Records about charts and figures
__________

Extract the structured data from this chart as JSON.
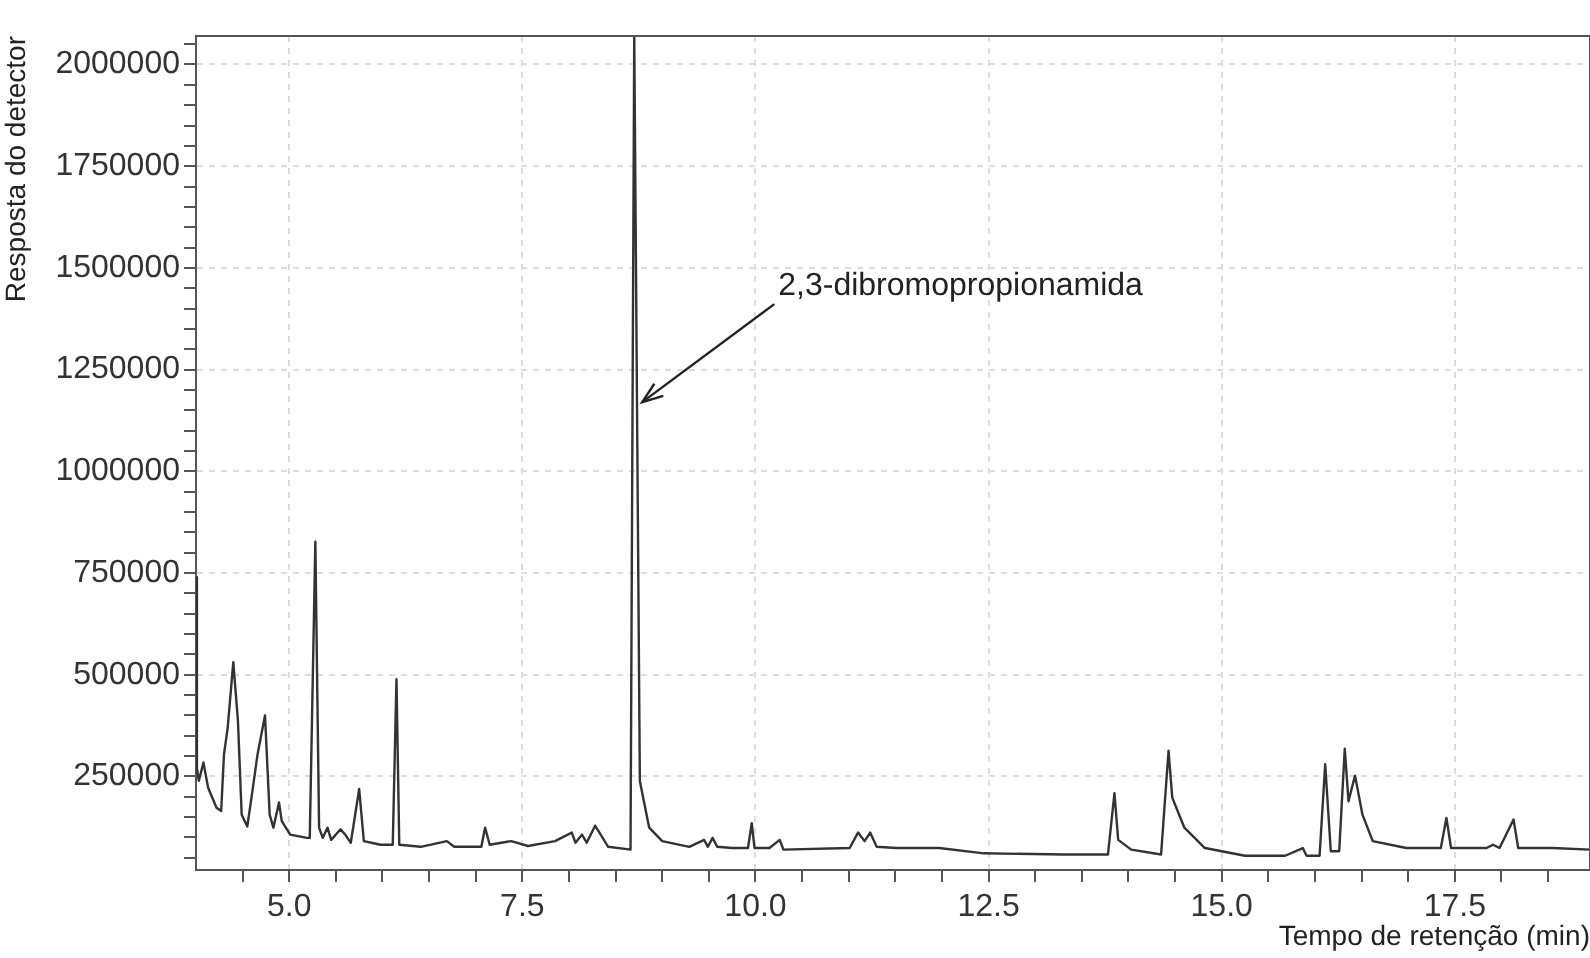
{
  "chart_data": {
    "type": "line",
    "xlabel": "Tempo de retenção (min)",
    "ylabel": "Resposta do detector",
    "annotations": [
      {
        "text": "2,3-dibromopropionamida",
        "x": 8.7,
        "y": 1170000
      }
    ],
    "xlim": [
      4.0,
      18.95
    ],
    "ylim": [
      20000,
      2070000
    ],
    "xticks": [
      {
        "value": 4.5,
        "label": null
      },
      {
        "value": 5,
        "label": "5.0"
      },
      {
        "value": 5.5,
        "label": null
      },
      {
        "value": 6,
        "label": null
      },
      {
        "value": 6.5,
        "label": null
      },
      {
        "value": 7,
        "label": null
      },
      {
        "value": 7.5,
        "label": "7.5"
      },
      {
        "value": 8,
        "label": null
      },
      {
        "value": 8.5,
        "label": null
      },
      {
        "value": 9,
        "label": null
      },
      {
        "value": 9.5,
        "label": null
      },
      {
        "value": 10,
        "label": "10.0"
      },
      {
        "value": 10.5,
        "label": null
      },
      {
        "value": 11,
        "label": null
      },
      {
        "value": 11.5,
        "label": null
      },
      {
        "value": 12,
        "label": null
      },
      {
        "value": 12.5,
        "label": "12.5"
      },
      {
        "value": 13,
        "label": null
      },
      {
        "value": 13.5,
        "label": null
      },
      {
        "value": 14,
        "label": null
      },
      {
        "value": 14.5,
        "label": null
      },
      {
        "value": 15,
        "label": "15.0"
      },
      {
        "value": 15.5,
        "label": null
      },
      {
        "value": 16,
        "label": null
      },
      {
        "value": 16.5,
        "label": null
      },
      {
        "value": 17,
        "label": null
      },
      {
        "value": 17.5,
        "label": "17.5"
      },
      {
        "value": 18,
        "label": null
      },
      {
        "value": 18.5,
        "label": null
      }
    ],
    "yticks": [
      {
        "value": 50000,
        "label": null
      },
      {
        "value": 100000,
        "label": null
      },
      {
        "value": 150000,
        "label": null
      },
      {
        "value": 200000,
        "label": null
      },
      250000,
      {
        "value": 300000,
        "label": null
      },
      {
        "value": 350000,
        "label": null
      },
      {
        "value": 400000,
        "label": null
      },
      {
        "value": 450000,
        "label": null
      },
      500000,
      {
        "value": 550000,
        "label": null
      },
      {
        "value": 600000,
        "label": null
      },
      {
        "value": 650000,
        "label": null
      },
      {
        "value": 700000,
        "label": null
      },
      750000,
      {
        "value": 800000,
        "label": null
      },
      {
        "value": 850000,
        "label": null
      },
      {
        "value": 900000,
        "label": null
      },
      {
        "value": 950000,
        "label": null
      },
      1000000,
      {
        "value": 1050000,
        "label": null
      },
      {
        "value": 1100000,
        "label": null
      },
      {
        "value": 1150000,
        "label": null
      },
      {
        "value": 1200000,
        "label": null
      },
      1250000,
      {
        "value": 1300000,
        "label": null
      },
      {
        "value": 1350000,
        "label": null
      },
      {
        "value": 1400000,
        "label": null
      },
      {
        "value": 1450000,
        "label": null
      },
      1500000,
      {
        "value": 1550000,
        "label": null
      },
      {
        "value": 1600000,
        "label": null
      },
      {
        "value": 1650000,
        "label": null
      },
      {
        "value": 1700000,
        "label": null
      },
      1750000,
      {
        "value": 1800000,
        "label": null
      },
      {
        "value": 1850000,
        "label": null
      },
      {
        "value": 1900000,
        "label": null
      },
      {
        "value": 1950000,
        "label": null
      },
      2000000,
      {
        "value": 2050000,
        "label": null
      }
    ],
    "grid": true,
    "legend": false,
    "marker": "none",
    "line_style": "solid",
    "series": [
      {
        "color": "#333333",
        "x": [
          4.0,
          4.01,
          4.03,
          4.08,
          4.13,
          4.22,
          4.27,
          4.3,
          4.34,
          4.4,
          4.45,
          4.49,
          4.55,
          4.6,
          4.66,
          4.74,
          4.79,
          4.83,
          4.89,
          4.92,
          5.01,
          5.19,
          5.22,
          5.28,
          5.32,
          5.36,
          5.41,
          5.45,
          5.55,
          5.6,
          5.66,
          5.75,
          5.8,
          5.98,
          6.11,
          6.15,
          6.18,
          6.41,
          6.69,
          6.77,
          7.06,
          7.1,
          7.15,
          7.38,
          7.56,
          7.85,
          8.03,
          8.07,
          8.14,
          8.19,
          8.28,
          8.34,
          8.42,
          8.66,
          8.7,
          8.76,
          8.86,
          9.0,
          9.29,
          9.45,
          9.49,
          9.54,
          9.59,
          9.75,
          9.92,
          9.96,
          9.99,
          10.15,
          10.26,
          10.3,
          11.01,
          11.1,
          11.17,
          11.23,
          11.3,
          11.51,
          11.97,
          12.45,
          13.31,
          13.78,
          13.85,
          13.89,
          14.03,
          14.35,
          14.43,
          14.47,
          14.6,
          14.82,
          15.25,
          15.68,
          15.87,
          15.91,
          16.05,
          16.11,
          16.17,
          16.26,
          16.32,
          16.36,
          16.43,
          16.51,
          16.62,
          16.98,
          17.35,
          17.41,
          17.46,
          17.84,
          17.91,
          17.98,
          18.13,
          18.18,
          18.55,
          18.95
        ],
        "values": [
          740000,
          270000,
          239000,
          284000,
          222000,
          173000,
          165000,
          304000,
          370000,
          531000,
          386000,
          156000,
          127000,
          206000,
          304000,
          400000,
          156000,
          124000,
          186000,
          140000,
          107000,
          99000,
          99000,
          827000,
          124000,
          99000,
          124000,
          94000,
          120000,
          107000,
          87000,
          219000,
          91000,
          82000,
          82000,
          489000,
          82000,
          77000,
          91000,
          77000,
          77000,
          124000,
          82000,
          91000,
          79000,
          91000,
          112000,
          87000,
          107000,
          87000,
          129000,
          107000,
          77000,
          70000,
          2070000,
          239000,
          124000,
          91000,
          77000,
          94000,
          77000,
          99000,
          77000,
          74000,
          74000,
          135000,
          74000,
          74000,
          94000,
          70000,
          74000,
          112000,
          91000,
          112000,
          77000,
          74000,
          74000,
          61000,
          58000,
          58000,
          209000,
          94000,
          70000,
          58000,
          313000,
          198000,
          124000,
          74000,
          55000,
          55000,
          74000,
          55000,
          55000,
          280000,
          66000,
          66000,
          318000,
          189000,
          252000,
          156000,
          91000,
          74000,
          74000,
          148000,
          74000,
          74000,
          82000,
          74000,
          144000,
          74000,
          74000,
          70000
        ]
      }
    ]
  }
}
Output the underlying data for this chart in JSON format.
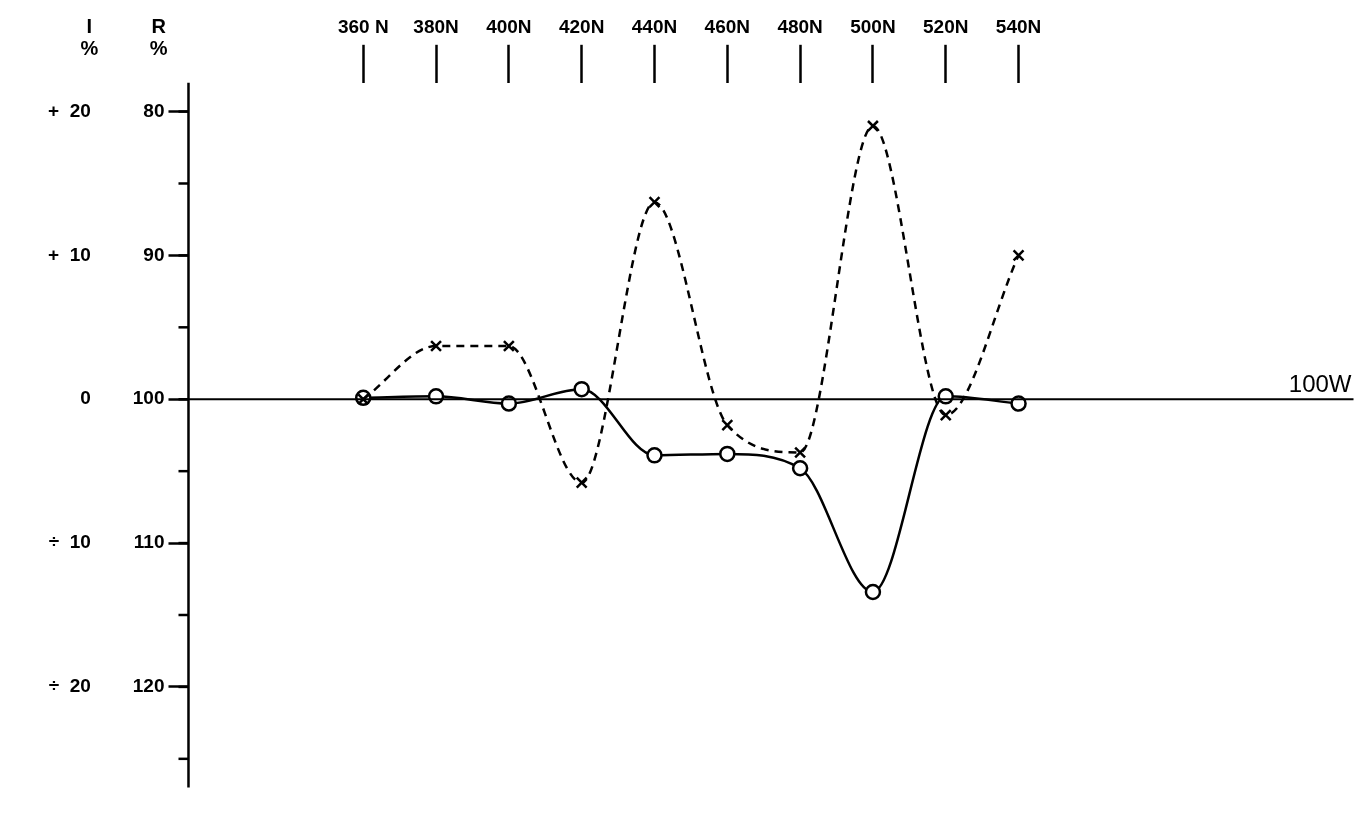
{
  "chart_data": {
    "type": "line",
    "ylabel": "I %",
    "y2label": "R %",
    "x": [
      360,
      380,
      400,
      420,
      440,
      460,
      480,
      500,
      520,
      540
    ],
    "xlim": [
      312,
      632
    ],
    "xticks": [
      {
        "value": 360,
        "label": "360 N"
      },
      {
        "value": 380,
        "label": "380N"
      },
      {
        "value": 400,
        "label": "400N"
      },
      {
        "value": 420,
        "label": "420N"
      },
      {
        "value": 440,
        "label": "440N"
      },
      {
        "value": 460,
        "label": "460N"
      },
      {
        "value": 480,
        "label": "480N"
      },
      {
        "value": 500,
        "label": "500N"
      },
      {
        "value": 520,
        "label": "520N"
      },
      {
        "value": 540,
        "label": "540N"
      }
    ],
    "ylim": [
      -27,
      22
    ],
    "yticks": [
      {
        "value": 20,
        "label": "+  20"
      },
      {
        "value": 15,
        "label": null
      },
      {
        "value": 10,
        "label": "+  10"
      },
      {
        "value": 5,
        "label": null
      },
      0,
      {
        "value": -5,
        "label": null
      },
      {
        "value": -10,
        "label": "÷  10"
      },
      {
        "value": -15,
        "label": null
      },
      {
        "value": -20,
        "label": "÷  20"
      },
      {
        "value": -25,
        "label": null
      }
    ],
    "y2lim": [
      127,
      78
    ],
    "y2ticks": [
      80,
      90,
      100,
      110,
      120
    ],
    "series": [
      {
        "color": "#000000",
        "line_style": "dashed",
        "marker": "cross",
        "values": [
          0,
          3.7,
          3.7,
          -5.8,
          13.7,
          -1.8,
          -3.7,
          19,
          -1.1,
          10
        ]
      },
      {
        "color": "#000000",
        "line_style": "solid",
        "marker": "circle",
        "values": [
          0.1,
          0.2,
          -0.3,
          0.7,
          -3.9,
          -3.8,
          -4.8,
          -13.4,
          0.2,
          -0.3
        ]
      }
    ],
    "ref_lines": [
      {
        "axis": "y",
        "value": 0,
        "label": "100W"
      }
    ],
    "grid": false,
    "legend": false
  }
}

__________

■ **CHALLENGE**:
Report all lines of the data above that include the string "ylabel".

■ **CORRECT ANSWER**:
    "ylabel": "Resposta do detector",
    "ylabel": "I %",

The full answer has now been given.